Every line below is to be quoted exactly, with nothing added or dropped.

[Data items]
>>>

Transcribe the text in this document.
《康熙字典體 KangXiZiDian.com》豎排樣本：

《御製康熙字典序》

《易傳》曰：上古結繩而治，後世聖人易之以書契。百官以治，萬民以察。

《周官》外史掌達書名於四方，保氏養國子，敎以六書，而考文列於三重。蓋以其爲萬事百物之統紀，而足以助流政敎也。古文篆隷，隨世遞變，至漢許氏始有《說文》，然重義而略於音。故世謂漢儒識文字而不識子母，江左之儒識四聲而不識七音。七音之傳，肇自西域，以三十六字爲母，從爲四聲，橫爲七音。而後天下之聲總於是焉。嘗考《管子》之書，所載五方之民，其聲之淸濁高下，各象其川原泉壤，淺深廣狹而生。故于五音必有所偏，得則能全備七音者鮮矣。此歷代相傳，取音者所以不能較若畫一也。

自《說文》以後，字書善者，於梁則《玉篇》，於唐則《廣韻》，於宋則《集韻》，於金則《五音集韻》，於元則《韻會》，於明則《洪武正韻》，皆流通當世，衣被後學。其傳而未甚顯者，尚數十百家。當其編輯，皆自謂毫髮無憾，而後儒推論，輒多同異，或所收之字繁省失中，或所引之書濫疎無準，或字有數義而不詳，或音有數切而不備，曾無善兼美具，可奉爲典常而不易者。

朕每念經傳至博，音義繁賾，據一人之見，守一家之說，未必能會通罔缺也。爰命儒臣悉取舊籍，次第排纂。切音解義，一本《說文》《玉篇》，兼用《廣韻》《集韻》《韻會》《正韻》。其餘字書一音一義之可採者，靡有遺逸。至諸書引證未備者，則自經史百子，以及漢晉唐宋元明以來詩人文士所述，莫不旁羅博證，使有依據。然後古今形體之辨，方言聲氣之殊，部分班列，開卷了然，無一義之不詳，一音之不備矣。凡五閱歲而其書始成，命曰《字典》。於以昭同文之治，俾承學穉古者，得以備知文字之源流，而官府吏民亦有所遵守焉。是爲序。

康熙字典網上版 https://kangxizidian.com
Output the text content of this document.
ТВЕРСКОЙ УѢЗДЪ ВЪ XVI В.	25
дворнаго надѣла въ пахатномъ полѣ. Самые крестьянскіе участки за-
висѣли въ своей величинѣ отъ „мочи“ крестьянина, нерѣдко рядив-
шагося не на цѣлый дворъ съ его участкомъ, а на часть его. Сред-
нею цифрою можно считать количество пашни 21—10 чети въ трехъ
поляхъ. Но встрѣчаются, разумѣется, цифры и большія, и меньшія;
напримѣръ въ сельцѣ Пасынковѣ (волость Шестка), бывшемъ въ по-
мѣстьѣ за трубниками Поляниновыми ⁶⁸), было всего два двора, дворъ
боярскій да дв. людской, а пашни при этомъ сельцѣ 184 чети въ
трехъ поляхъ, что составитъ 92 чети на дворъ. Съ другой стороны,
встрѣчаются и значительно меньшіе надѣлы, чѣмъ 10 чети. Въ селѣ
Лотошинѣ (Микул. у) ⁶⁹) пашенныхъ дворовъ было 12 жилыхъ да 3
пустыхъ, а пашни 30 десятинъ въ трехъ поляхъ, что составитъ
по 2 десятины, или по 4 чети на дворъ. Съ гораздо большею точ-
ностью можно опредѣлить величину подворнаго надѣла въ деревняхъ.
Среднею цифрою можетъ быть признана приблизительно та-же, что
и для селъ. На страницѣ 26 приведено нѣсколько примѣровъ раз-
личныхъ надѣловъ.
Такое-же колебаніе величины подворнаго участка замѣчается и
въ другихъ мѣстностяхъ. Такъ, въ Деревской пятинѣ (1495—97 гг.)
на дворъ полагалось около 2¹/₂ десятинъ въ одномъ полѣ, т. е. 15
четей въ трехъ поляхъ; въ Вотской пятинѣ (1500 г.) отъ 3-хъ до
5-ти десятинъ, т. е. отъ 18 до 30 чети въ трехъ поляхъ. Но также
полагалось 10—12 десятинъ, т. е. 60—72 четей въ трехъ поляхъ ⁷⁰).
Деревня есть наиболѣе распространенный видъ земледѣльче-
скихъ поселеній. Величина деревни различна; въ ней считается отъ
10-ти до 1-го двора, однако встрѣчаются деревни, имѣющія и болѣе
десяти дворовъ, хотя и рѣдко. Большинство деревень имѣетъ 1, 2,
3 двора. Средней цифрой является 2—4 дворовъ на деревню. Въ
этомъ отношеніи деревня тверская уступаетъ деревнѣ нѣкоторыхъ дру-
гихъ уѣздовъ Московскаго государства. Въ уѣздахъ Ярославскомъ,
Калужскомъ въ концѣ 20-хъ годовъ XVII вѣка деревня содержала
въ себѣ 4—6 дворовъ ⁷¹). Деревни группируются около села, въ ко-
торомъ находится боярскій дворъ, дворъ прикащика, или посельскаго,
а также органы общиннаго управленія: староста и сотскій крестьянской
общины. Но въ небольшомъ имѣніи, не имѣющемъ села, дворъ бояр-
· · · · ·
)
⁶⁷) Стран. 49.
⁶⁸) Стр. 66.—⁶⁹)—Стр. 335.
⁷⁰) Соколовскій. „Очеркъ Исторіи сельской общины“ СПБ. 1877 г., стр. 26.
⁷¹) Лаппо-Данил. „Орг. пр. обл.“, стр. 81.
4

<<<

**Exercise result:**
Transcribe the text in this document.
《康熙字典體 KangXiZiDian.com》豎排樣本：

《御製康熙字典序》

《易傳》曰：上古結繩而治，後世聖人易之以書契。百官以治，萬民以察。

《周官》外史掌達書名於四方，保氏養國子，敎以六書，而考文列於三重。蓋以其爲萬事百物之統紀，而足以助流政敎也。古文篆隷，隨世遞變，至漢許氏始有《說文》，然重義而略於音。故世謂漢儒識文字而不識子母，江左之儒識四聲而不識七音。七音之傳，肇自西域，以三十六字爲母，從爲四聲，橫爲七音。而後天下之聲總於是焉。嘗考《管子》之書，所載五方之民，其聲之淸濁高下，各象其川原泉壤，淺深廣狹而生。故于五音必有所偏，得則能全備七音者鮮矣。此歷代相傳，取音者所以不能較若畫一也。

自《說文》以後，字書善者，於梁則《玉篇》，於唐則《廣韻》，於宋則《集韻》，於金則《五音集韻》，於元則《韻會》，於明則《洪武正韻》，皆流通當世，衣被後學。其傳而未甚顯者，尚數十百家。當其編輯，皆自謂毫髮無憾，而後儒推論，輒多同異，或所收之字繁省失中，或所引之書濫疎無準，或字有數義而不詳，或音有數切而不備，曾無善兼美具，可奉爲典常而不易者。

朕每念經傳至博，音義繁賾，據一人之見，守一家之說，未必能會通罔缺也。爰命儒臣悉取舊籍，次第排纂。切音解義，一本《說文》《玉篇》，兼用《廣韻》《集韻》《韻會》《正韻》。其餘字書一音一義之可採者，靡有遺逸。至諸書引證未備者，則自經史百子，以及漢晉唐宋元明以來詩人文士所述，莫不旁羅博證，使有依據。然後古今形體之辨，方言聲氣之殊，部分班列，開卷了然，無一義之不詳，一音之不備矣。凡五閱歲而其書始成，命曰《字典》。於以昭同文之治，俾承學穉古者，得以備知文字之源流，而官府吏民亦有所遵守焉。是爲序。

康熙字典網上版 https://kangxizidian.com
Output the text content of this document.
ТВЕРСКОЙ УѢЗДЪ ВЪ XVI В.	25
дворнаго надѣла въ пахатномъ полѣ. Самые крестьянскіе участки за-
висѣли въ своей величинѣ отъ „мочи“ крестьянина, нерѣдко рядив-
шагося не на цѣлый дворъ съ его участкомъ, а на часть его. Сред-
нею цифрою можно считать количество пашни 21—10 чети въ трехъ
поляхъ. Но встрѣчаются, разумѣется, цифры и большія, и меньшія;
напримѣръ въ сельцѣ Пасынковѣ (волость Шестка), бывшемъ въ по-
мѣстьѣ за трубниками Поляниновыми ⁶⁸), было всего два двора, дворъ
боярскій да дв. людской, а пашни при этомъ сельцѣ 184 чети въ
трехъ поляхъ, что составитъ 92 чети на дворъ. Съ другой стороны,
встрѣчаются и значительно меньшіе надѣлы, чѣмъ 10 чети. Въ селѣ
Лотошинѣ (Микул. у) ⁶⁹) пашенныхъ дворовъ было 12 жилыхъ да 3
пустыхъ, а пашни 30 десятинъ въ трехъ поляхъ, что составитъ
по 2 десятины, или по 4 чети на дворъ. Съ гораздо большею точ-
ностью можно опредѣлить величину подворнаго надѣла въ деревняхъ.
Среднею цифрою можетъ быть признана приблизительно та-же, что
и для селъ. На страницѣ 26 приведено нѣсколько примѣровъ раз-
личныхъ надѣловъ.
Такое-же колебаніе величины подворнаго участка замѣчается и
въ другихъ мѣстностяхъ. Такъ, въ Деревской пятинѣ (1495—97 гг.)
на дворъ полагалось около 2¹/₂ десятинъ въ одномъ полѣ, т. е. 15
четей въ трехъ поляхъ; въ Вотской пятинѣ (1500 г.) отъ 3-хъ до
5-ти десятинъ, т. е. отъ 18 до 30 чети въ трехъ поляхъ. Но также
полагалось 10—12 десятинъ, т. е. 60—72 четей въ трехъ поляхъ ⁷⁰).
Деревня есть наиболѣе распространенный видъ земледѣльче-
скихъ поселеній. Величина деревни различна; въ ней считается отъ
10-ти до 1-го двора, однако встрѣчаются деревни, имѣющія и болѣе
десяти дворовъ, хотя и рѣдко. Большинство деревень имѣетъ 1, 2,
3 двора. Средней цифрой является 2—4 дворовъ на деревню. Въ
этомъ отношеніи деревня тверская уступаетъ деревнѣ нѣкоторыхъ дру-
гихъ уѣздовъ Московскаго государства. Въ уѣздахъ Ярославскомъ,
Калужскомъ въ концѣ 20-хъ годовъ XVII вѣка деревня содержала
въ себѣ 4—6 дворовъ ⁷¹). Деревни группируются около села, въ ко-
торомъ находится боярскій дворъ, дворъ прикащика, или посельскаго,
а также органы общиннаго управленія: староста и сотскій крестьянской
общины. Но въ небольшомъ имѣніи, не имѣющемъ села, дворъ бояр-
· · · · ·
)
⁶⁷) Стран. 49.
⁶⁸) Стр. 66.—⁶⁹)—Стр. 335.
⁷⁰) Соколовскій. „Очеркъ Исторіи сельской общины“ СПБ. 1877 г., стр. 26.
⁷¹) Лаппо-Данил. „Орг. пр. обл.“, стр. 81.
4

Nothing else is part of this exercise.